## Exercise instructions
From the entries below, copy out every line with "title" in it.

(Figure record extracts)
┌──
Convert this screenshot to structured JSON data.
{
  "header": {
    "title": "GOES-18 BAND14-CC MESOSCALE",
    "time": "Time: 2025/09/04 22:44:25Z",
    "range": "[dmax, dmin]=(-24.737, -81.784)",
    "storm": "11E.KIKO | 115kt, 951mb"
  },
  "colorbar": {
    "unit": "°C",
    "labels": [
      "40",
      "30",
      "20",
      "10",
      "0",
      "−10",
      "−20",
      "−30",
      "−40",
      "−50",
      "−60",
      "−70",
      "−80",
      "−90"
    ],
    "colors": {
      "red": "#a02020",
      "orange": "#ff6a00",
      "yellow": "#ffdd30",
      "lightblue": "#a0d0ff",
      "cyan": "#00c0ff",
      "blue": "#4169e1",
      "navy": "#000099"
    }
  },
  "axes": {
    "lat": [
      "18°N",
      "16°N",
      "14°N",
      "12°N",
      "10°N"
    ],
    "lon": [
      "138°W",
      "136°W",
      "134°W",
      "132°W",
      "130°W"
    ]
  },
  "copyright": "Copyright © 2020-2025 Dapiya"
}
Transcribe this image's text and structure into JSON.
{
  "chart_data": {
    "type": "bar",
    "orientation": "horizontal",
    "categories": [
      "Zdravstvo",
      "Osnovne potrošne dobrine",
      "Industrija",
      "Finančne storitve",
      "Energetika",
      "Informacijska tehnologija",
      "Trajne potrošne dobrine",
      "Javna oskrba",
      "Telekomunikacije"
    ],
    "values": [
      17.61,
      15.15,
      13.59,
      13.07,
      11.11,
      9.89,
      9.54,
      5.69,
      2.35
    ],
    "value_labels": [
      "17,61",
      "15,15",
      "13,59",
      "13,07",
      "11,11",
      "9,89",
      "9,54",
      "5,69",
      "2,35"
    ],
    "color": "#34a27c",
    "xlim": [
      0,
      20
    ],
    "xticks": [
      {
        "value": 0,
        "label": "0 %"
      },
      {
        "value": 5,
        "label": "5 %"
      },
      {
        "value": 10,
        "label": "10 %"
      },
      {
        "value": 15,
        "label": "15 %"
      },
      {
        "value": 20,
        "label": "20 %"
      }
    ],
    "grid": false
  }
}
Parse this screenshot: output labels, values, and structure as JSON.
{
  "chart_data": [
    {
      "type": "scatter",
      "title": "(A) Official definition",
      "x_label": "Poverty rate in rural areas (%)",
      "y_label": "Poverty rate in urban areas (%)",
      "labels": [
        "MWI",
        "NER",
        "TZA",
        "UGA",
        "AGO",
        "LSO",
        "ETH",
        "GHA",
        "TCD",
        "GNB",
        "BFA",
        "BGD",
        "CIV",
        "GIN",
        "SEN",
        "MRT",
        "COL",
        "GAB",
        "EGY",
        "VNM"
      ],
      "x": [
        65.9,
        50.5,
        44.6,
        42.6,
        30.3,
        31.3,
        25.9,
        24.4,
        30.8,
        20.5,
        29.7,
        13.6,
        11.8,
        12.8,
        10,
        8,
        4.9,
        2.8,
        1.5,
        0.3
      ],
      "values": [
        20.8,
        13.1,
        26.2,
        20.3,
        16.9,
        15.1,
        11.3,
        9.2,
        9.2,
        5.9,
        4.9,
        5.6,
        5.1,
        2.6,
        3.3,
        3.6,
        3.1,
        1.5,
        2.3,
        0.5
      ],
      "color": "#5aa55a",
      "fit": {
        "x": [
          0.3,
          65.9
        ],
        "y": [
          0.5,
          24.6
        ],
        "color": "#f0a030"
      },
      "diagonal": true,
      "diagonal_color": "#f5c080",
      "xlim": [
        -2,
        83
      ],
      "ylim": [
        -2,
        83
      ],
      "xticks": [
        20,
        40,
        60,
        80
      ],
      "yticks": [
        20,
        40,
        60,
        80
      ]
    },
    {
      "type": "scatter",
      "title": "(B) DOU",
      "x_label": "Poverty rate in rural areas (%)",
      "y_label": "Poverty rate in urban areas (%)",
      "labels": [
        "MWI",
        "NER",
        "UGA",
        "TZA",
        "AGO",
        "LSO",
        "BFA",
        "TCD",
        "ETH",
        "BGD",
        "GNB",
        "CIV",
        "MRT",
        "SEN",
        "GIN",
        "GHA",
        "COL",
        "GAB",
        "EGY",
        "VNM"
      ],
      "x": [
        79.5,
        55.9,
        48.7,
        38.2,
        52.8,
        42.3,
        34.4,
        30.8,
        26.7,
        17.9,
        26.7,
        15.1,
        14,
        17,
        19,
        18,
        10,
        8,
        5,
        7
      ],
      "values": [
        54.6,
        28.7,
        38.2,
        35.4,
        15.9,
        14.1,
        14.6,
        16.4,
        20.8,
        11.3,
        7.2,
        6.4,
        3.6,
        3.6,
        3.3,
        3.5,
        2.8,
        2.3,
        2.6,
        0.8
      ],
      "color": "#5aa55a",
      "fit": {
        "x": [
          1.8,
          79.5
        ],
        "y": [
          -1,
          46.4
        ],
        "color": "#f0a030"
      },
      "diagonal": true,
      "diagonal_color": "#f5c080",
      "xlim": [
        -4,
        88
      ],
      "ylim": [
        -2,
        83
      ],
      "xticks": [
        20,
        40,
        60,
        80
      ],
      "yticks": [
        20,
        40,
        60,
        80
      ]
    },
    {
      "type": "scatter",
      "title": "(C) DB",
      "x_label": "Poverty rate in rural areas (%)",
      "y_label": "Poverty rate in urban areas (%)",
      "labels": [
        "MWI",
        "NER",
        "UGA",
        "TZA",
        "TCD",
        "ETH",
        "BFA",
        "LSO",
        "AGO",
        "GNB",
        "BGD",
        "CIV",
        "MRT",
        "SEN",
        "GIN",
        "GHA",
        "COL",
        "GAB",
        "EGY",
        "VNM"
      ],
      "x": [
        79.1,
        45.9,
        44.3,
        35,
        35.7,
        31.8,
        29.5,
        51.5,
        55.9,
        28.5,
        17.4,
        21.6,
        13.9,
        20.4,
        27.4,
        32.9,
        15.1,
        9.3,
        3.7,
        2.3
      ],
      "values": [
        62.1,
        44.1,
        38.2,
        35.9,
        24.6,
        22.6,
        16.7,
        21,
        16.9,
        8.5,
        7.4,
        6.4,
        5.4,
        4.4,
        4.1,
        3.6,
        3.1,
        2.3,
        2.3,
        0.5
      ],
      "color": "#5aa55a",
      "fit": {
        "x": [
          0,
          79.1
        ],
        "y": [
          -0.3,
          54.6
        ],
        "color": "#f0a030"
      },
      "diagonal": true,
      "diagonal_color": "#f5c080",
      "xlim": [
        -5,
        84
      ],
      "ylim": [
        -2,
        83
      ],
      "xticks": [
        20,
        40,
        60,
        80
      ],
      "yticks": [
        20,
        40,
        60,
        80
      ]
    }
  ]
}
└──
## Reply to the exercise
    "title": "GOES-18 BAND14-CC MESOSCALE",
      "title": "(A) Official definition",
      "title": "(B) DOU",
      "title": "(C) DB",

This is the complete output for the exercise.